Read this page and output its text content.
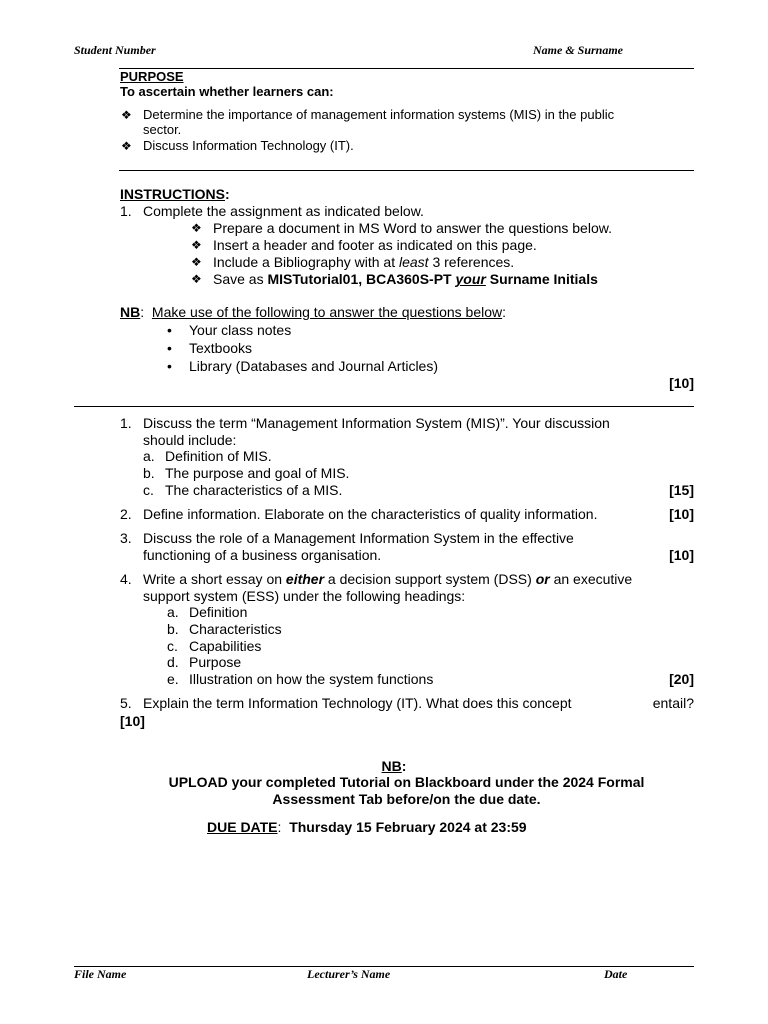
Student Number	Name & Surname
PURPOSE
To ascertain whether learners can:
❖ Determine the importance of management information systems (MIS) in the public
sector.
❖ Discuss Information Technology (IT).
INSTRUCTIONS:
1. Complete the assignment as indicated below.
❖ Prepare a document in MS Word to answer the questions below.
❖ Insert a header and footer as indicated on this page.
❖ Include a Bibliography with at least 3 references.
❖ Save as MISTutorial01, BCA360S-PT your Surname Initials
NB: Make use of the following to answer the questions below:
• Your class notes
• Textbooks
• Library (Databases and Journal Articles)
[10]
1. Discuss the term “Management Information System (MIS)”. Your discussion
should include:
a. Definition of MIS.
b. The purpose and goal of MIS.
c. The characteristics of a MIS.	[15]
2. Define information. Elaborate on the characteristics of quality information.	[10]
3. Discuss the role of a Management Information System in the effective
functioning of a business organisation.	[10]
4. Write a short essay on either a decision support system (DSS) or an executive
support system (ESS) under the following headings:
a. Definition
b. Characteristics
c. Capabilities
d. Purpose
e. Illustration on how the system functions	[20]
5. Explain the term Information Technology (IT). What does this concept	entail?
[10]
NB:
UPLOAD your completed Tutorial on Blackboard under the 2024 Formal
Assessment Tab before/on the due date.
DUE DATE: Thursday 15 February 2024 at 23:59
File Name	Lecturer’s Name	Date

☆ ☆ ☆ ☆ ☆ ☆ ☆

▶ [Requirement] The string "answer" may appear in lines of the listing above; tally those lines and give the number only.

▶ [Solution] 2